Work to be completed:
Without the pictures, print each of the records below exactly as it appears.

Data to process:
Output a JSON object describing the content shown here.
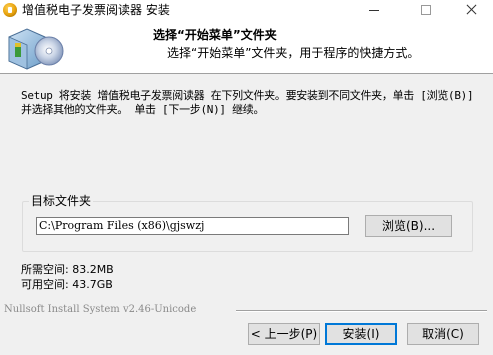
{
  "window": {
    "title": "增值税电子发票阅读器 安装",
    "minimize_label": "—",
    "maximize_label": "□",
    "close_label": "✕"
  },
  "header": {
    "title": "选择“开始菜单”文件夹",
    "subtitle": "选择“开始菜单”文件夹，用于程序的快捷方式。"
  },
  "body": {
    "description": "Setup 将安装 增值税电子发票阅读器 在下列文件夹。要安装到不同文件夹，单击 [浏览(B)] 并选择其他的文件夹。 单击 [下一步(N)] 继续。",
    "target_folder_label": "目标文件夹",
    "install_path": "C:\\Program Files (x86)\\gjswzj",
    "browse_label": "浏览(B)...",
    "space_required_label": "所需空间: 83.2MB",
    "space_available_label": "可用空间: 43.7GB"
  },
  "footer": {
    "branding": "Nullsoft Install System v2.46-Unicode",
    "back_label": "< 上一步(P)",
    "install_label": "安装(I)",
    "cancel_label": "取消(C)"
  },
  "colors": {
    "focus_border": "#0078d7",
    "dialog_bg": "#f0f0f0"
  }
}
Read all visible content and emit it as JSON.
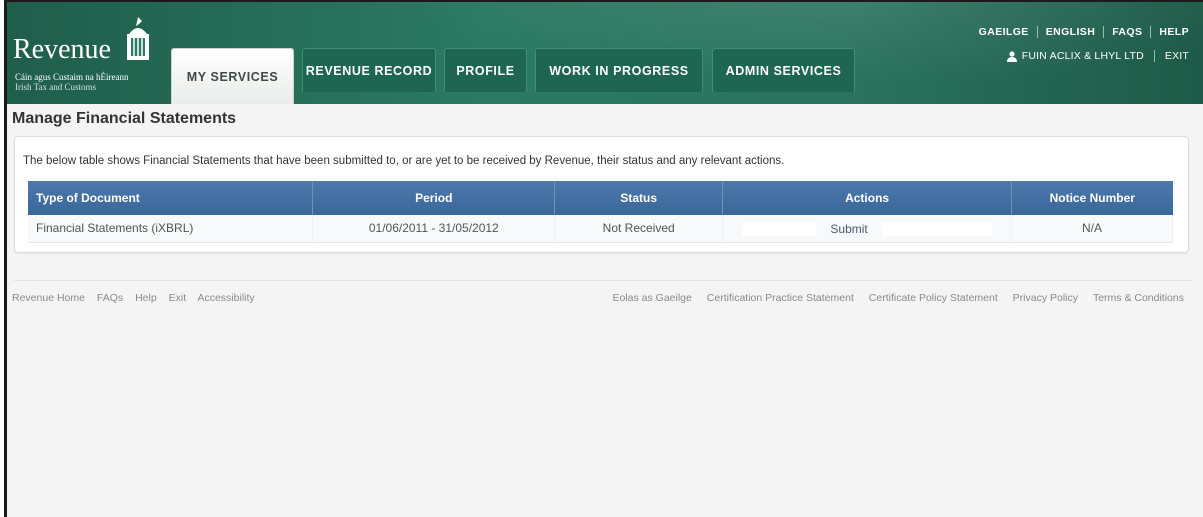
{
  "brand": {
    "name": "Revenue",
    "subtitle_irish": "Cáin agus Custaim na hÉireann",
    "subtitle_english": "Irish Tax and Customs"
  },
  "nav": {
    "tabs": [
      {
        "label": "MY SERVICES",
        "active": true
      },
      {
        "label": "REVENUE RECORD",
        "active": false
      },
      {
        "label": "PROFILE",
        "active": false
      },
      {
        "label": "WORK IN PROGRESS",
        "active": false
      },
      {
        "label": "ADMIN SERVICES",
        "active": false
      }
    ]
  },
  "utility": {
    "links": [
      "GAEILGE",
      "ENGLISH",
      "FAQS",
      "HELP"
    ],
    "user_name": "FUIN ACLIX & LHYL LTD",
    "exit_label": "EXIT"
  },
  "page": {
    "title": "Manage Financial Statements",
    "intro": "The below table shows Financial Statements that have been submitted to, or are yet to be received by Revenue, their status and any relevant actions."
  },
  "table": {
    "headers": [
      "Type of Document",
      "Period",
      "Status",
      "Actions",
      "Notice Number"
    ],
    "rows": [
      {
        "type": "Financial Statements (iXBRL)",
        "period": "01/06/2011 - 31/05/2012",
        "status": "Not Received",
        "action": "Submit",
        "notice": "N/A"
      }
    ]
  },
  "footer": {
    "left": [
      "Revenue Home",
      "FAQs",
      "Help",
      "Exit",
      "Accessibility"
    ],
    "right": [
      "Eolas as Gaeilge",
      "Certification Practice Statement",
      "Certificate Policy Statement",
      "Privacy Policy",
      "Terms & Conditions"
    ]
  },
  "colors": {
    "header_green": "#2b7a62",
    "table_header_blue": "#4371a6"
  }
}
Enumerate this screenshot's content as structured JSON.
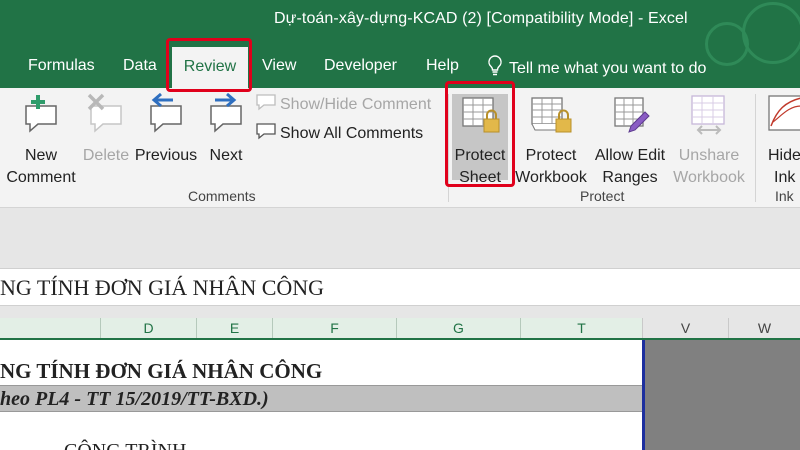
{
  "window": {
    "title": "Dự-toán-xây-dựng-KCAD (2)  [Compatibility Mode]  -  Excel"
  },
  "tabs": [
    {
      "label": "Formulas"
    },
    {
      "label": "Data"
    },
    {
      "label": "Review"
    },
    {
      "label": "View"
    },
    {
      "label": "Developer"
    },
    {
      "label": "Help"
    }
  ],
  "tell_me": "Tell me what you want to do",
  "ribbon": {
    "comments": {
      "new_comment": [
        "New",
        "Comment"
      ],
      "delete": "Delete",
      "previous": "Previous",
      "next": "Next",
      "show_hide_comment": "Show/Hide Comment",
      "show_all_comments": "Show All Comments",
      "group_label": "Comments"
    },
    "protect": {
      "protect_sheet": [
        "Protect",
        "Sheet"
      ],
      "protect_workbook": [
        "Protect",
        "Workbook"
      ],
      "allow_edit_ranges": [
        "Allow Edit",
        "Ranges"
      ],
      "unshare_workbook": [
        "Unshare",
        "Workbook"
      ],
      "group_label": "Protect"
    },
    "ink": {
      "hide_ink": [
        "Hide",
        "Ink"
      ],
      "group_label": "Ink"
    }
  },
  "formula_bar": {
    "content": "NG TÍNH ĐƠN GIÁ NHÂN CÔNG"
  },
  "columns": [
    "D",
    "E",
    "F",
    "G",
    "T",
    "V",
    "W"
  ],
  "sheet": {
    "row1": "NG TÍNH ĐƠN GIÁ NHÂN CÔNG",
    "row2": "heo PL4 - TT 15/2019/TT-BXD.)",
    "row3": "CÔNG TRÌNH"
  },
  "colors": {
    "excel_green": "#217346",
    "highlight_red": "#e0001b",
    "locked_area": "#808080"
  },
  "icons": {
    "new_comment": "new-comment-icon",
    "delete": "delete-comment-icon",
    "previous": "previous-comment-icon",
    "next": "next-comment-icon",
    "protect_sheet": "protect-sheet-icon",
    "protect_workbook": "protect-workbook-icon",
    "allow_edit_ranges": "allow-edit-ranges-icon",
    "unshare_workbook": "unshare-workbook-icon",
    "hide_ink": "hide-ink-icon",
    "tell_me": "lightbulb-icon"
  }
}
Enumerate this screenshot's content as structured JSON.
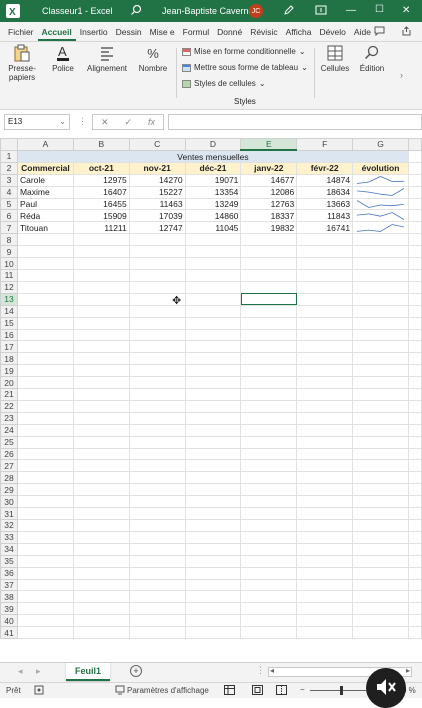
{
  "titlebar": {
    "filename": "Classeur1 - Excel",
    "user": "Jean-Baptiste Caverne",
    "initials": "JC",
    "minimize": "—",
    "maximize": "☐",
    "close": "✕"
  },
  "tabs": [
    "Fichier",
    "Accueil",
    "Insertio",
    "Dessin",
    "Mise e",
    "Formul",
    "Donné",
    "Révisic",
    "Afficha",
    "Dévelo",
    "Aide"
  ],
  "ribbon": {
    "paste_label": "Presse-\npapiers",
    "police_label": "Police",
    "alignment_label": "Alignement",
    "number_label": "Nombre",
    "conditional_label": "Mise en forme conditionnelle",
    "table_label": "Mettre sous forme de tableau",
    "cellstyles_label": "Styles de cellules",
    "styles_group_label": "Styles",
    "cells_label": "Cellules",
    "edition_label": "Édition"
  },
  "formula": {
    "namebox": "E13",
    "cancel": "✕",
    "confirm": "✓",
    "fx": "fx",
    "content": ""
  },
  "columns": [
    "A",
    "B",
    "C",
    "D",
    "E",
    "F",
    "G"
  ],
  "rows_count": 41,
  "selected_cell": "E13",
  "sheet": {
    "title": "Ventes mensuelles",
    "headers": [
      "Commercial",
      "oct-21",
      "nov-21",
      "déc-21",
      "janv-22",
      "févr-22",
      "évolution"
    ],
    "records": [
      {
        "name": "Carole",
        "values": [
          "12975",
          "14270",
          "19071",
          "14677",
          "14874"
        ]
      },
      {
        "name": "Maxime",
        "values": [
          "16407",
          "15227",
          "13354",
          "12086",
          "18634"
        ]
      },
      {
        "name": "Paul",
        "values": [
          "16455",
          "11463",
          "13249",
          "12763",
          "13663"
        ]
      },
      {
        "name": "Réda",
        "values": [
          "15909",
          "17039",
          "14860",
          "18337",
          "11843"
        ]
      },
      {
        "name": "Titouan",
        "values": [
          "11211",
          "12747",
          "11045",
          "19832",
          "16741"
        ]
      }
    ]
  },
  "sheettabs": {
    "active": "Feuil1",
    "add": "+"
  },
  "status": {
    "ready": "Prêt",
    "display_settings": "Paramètres d'affichage",
    "zoom_pct": "0 %"
  },
  "colors": {
    "accent": "#217346",
    "header_fill": "#fff2cc",
    "title_fill": "#dce6f1"
  }
}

Result:
Output a JSON object describing the content shown here.
{
  "window": {
    "title": "增值税电子发票阅读器 安装",
    "minimize_label": "—",
    "maximize_label": "□",
    "close_label": "✕"
  },
  "header": {
    "title": "选择“开始菜单”文件夹",
    "subtitle": "选择“开始菜单”文件夹，用于程序的快捷方式。"
  },
  "body": {
    "description": "Setup 将安装 增值税电子发票阅读器 在下列文件夹。要安装到不同文件夹，单击 [浏览(B)] 并选择其他的文件夹。 单击 [下一步(N)] 继续。",
    "target_folder_label": "目标文件夹",
    "install_path": "C:\\Program Files (x86)\\gjswzj",
    "browse_label": "浏览(B)...",
    "space_required_label": "所需空间: 83.2MB",
    "space_available_label": "可用空间: 43.7GB"
  },
  "footer": {
    "branding": "Nullsoft Install System v2.46-Unicode",
    "back_label": "< 上一步(P)",
    "install_label": "安装(I)",
    "cancel_label": "取消(C)"
  },
  "colors": {
    "focus_border": "#0078d7",
    "dialog_bg": "#f0f0f0"
  }
}
Read all visible content and emit it as JSON.
{
  "brand": {
    "name": "Revenue",
    "subtitle_irish": "Cáin agus Custaim na hÉireann",
    "subtitle_english": "Irish Tax and Customs"
  },
  "nav": {
    "tabs": [
      {
        "label": "MY SERVICES",
        "active": true
      },
      {
        "label": "REVENUE RECORD",
        "active": false
      },
      {
        "label": "PROFILE",
        "active": false
      },
      {
        "label": "WORK IN PROGRESS",
        "active": false
      },
      {
        "label": "ADMIN SERVICES",
        "active": false
      }
    ]
  },
  "utility": {
    "links": [
      "GAEILGE",
      "ENGLISH",
      "FAQS",
      "HELP"
    ],
    "user_name": "FUIN ACLIX & LHYL LTD",
    "exit_label": "EXIT"
  },
  "page": {
    "title": "Manage Financial Statements",
    "intro": "The below table shows Financial Statements that have been submitted to, or are yet to be received by Revenue, their status and any relevant actions."
  },
  "table": {
    "headers": [
      "Type of Document",
      "Period",
      "Status",
      "Actions",
      "Notice Number"
    ],
    "rows": [
      {
        "type": "Financial Statements (iXBRL)",
        "period": "01/06/2011 - 31/05/2012",
        "status": "Not Received",
        "action": "Submit",
        "notice": "N/A"
      }
    ]
  },
  "footer": {
    "left": [
      "Revenue Home",
      "FAQs",
      "Help",
      "Exit",
      "Accessibility"
    ],
    "right": [
      "Eolas as Gaeilge",
      "Certification Practice Statement",
      "Certificate Policy Statement",
      "Privacy Policy",
      "Terms & Conditions"
    ]
  },
  "colors": {
    "header_green": "#2b7a62",
    "table_header_blue": "#4371a6"
  }
}
Enumerate this screenshot's content as structured JSON.
{
  "window": {
    "title": "Dự-toán-xây-dựng-KCAD (2)  [Compatibility Mode]  -  Excel"
  },
  "tabs": [
    {
      "label": "Formulas"
    },
    {
      "label": "Data"
    },
    {
      "label": "Review"
    },
    {
      "label": "View"
    },
    {
      "label": "Developer"
    },
    {
      "label": "Help"
    }
  ],
  "tell_me": "Tell me what you want to do",
  "ribbon": {
    "comments": {
      "new_comment": [
        "New",
        "Comment"
      ],
      "delete": "Delete",
      "previous": "Previous",
      "next": "Next",
      "show_hide_comment": "Show/Hide Comment",
      "show_all_comments": "Show All Comments",
      "group_label": "Comments"
    },
    "protect": {
      "protect_sheet": [
        "Protect",
        "Sheet"
      ],
      "protect_workbook": [
        "Protect",
        "Workbook"
      ],
      "allow_edit_ranges": [
        "Allow Edit",
        "Ranges"
      ],
      "unshare_workbook": [
        "Unshare",
        "Workbook"
      ],
      "group_label": "Protect"
    },
    "ink": {
      "hide_ink": [
        "Hide",
        "Ink"
      ],
      "group_label": "Ink"
    }
  },
  "formula_bar": {
    "content": "NG TÍNH ĐƠN GIÁ NHÂN CÔNG"
  },
  "columns": [
    "D",
    "E",
    "F",
    "G",
    "T",
    "V",
    "W"
  ],
  "sheet": {
    "row1": "NG TÍNH ĐƠN GIÁ NHÂN CÔNG",
    "row2": "heo PL4 - TT 15/2019/TT-BXD.)",
    "row3": "CÔNG TRÌNH"
  },
  "colors": {
    "excel_green": "#217346",
    "highlight_red": "#e0001b",
    "locked_area": "#808080"
  },
  "icons": {
    "new_comment": "new-comment-icon",
    "delete": "delete-comment-icon",
    "previous": "previous-comment-icon",
    "next": "next-comment-icon",
    "protect_sheet": "protect-sheet-icon",
    "protect_workbook": "protect-workbook-icon",
    "allow_edit_ranges": "allow-edit-ranges-icon",
    "unshare_workbook": "unshare-workbook-icon",
    "hide_ink": "hide-ink-icon",
    "tell_me": "lightbulb-icon"
  }
}
Enumerate this screenshot's content as structured JSON.
{
  "titlebar": {
    "filename": "Classeur1 - Excel",
    "user": "Jean-Baptiste Caverne",
    "initials": "JC",
    "minimize": "—",
    "maximize": "☐",
    "close": "✕"
  },
  "tabs": [
    "Fichier",
    "Accueil",
    "Insertio",
    "Dessin",
    "Mise e",
    "Formul",
    "Donné",
    "Révisic",
    "Afficha",
    "Dévelo",
    "Aide"
  ],
  "ribbon": {
    "paste_label": "Presse-\npapiers",
    "police_label": "Police",
    "alignment_label": "Alignement",
    "number_label": "Nombre",
    "conditional_label": "Mise en forme conditionnelle",
    "table_label": "Mettre sous forme de tableau",
    "cellstyles_label": "Styles de cellules",
    "styles_group_label": "Styles",
    "cells_label": "Cellules",
    "edition_label": "Édition"
  },
  "formula": {
    "namebox": "E13",
    "cancel": "✕",
    "confirm": "✓",
    "fx": "fx",
    "content": ""
  },
  "columns": [
    "A",
    "B",
    "C",
    "D",
    "E",
    "F",
    "G"
  ],
  "rows_count": 41,
  "selected_cell": "E13",
  "sheet": {
    "title": "Ventes mensuelles",
    "headers": [
      "Commercial",
      "oct-21",
      "nov-21",
      "déc-21",
      "janv-22",
      "févr-22",
      "évolution"
    ],
    "records": [
      {
        "name": "Carole",
        "values": [
          "12975",
          "14270",
          "19071",
          "14677",
          "14874"
        ]
      },
      {
        "name": "Maxime",
        "values": [
          "16407",
          "15227",
          "13354",
          "12086",
          "18634"
        ]
      },
      {
        "name": "Paul",
        "values": [
          "16455",
          "11463",
          "13249",
          "12763",
          "13663"
        ]
      },
      {
        "name": "Réda",
        "values": [
          "15909",
          "17039",
          "14860",
          "18337",
          "11843"
        ]
      },
      {
        "name": "Titouan",
        "values": [
          "11211",
          "12747",
          "11045",
          "19832",
          "16741"
        ]
      }
    ]
  },
  "sheettabs": {
    "active": "Feuil1",
    "add": "+"
  },
  "status": {
    "ready": "Prêt",
    "display_settings": "Paramètres d'affichage",
    "zoom_pct": "0 %"
  },
  "colors": {
    "accent": "#217346",
    "header_fill": "#fff2cc",
    "title_fill": "#dce6f1"
  }
}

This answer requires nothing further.